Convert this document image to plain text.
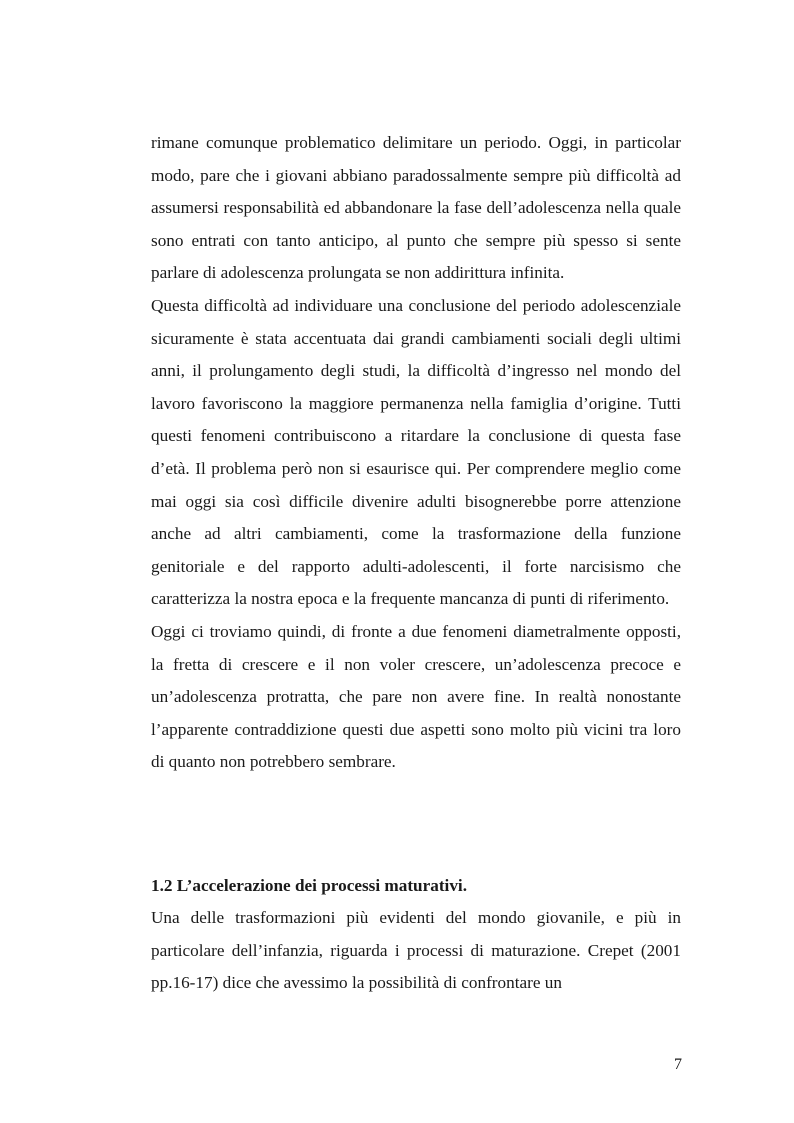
rimane comunque problematico delimitare un periodo. Oggi, in particolar modo, pare che i giovani abbiano paradossalmente sempre più difficoltà ad assumersi responsabilità ed abbandonare la fase dell’adolescenza nella quale sono entrati con tanto anticipo, al punto che sempre più spesso si sente parlare di adolescenza prolungata se non addirittura infinita.

Questa difficoltà ad individuare una conclusione del periodo adolescenziale sicuramente è stata accentuata dai grandi cambiamenti sociali degli ultimi anni, il prolungamento degli studi, la difficoltà d’ingresso nel mondo del lavoro favoriscono la maggiore permanenza nella famiglia d’origine. Tutti questi fenomeni contribuiscono a ritardare la conclusione di questa fase d’età. Il problema però non si esaurisce qui. Per comprendere meglio come mai oggi sia così difficile divenire adulti bisognerebbe porre attenzione anche ad altri cambiamenti, come la trasformazione della funzione genitoriale e del rapporto adulti-adolescenti, il forte narcisismo che caratterizza la nostra epoca e la frequente mancanza di punti di riferimento.

Oggi ci troviamo quindi, di fronte a due fenomeni diametralmente opposti, la fretta di crescere e il non voler crescere, un’adolescenza precoce e un’adolescenza protratta, che pare non avere fine. In realtà nonostante l’apparente contraddizione questi due aspetti sono molto più vicini tra loro di quanto non potrebbero sembrare.

1.2 L’accelerazione dei processi maturativi.

Una delle trasformazioni più evidenti del mondo giovanile, e più in particolare dell’infanzia, riguarda i processi di maturazione. Crepet (2001 pp.16-17) dice che avessimo la possibilità di confrontare un

7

- - - - - - -

### Task instructions
Write every record out again exactly; no pictures belong in the copy.

### Problem solution
Convert this document image to plain text.
rimane comunque problematico delimitare un periodo. Oggi, in particolar modo, pare che i giovani abbiano paradossalmente sempre più difficoltà ad assumersi responsabilità ed abbandonare la fase dell’adolescenza nella quale sono entrati con tanto anticipo, al punto che sempre più spesso si sente parlare di adolescenza prolungata se non addirittura infinita.

Questa difficoltà ad individuare una conclusione del periodo adolescenziale sicuramente è stata accentuata dai grandi cambiamenti sociali degli ultimi anni, il prolungamento degli studi, la difficoltà d’ingresso nel mondo del lavoro favoriscono la maggiore permanenza nella famiglia d’origine. Tutti questi fenomeni contribuiscono a ritardare la conclusione di questa fase d’età. Il problema però non si esaurisce qui. Per comprendere meglio come mai oggi sia così difficile divenire adulti bisognerebbe porre attenzione anche ad altri cambiamenti, come la trasformazione della funzione genitoriale e del rapporto adulti-adolescenti, il forte narcisismo che caratterizza la nostra epoca e la frequente mancanza di punti di riferimento.

Oggi ci troviamo quindi, di fronte a due fenomeni diametralmente opposti, la fretta di crescere e il non voler crescere, un’adolescenza precoce e un’adolescenza protratta, che pare non avere fine. In realtà nonostante l’apparente contraddizione questi due aspetti sono molto più vicini tra loro di quanto non potrebbero sembrare.

1.2 L’accelerazione dei processi maturativi.

Una delle trasformazioni più evidenti del mondo giovanile, e più in particolare dell’infanzia, riguarda i processi di maturazione. Crepet (2001 pp.16-17) dice che avessimo la possibilità di confrontare un

7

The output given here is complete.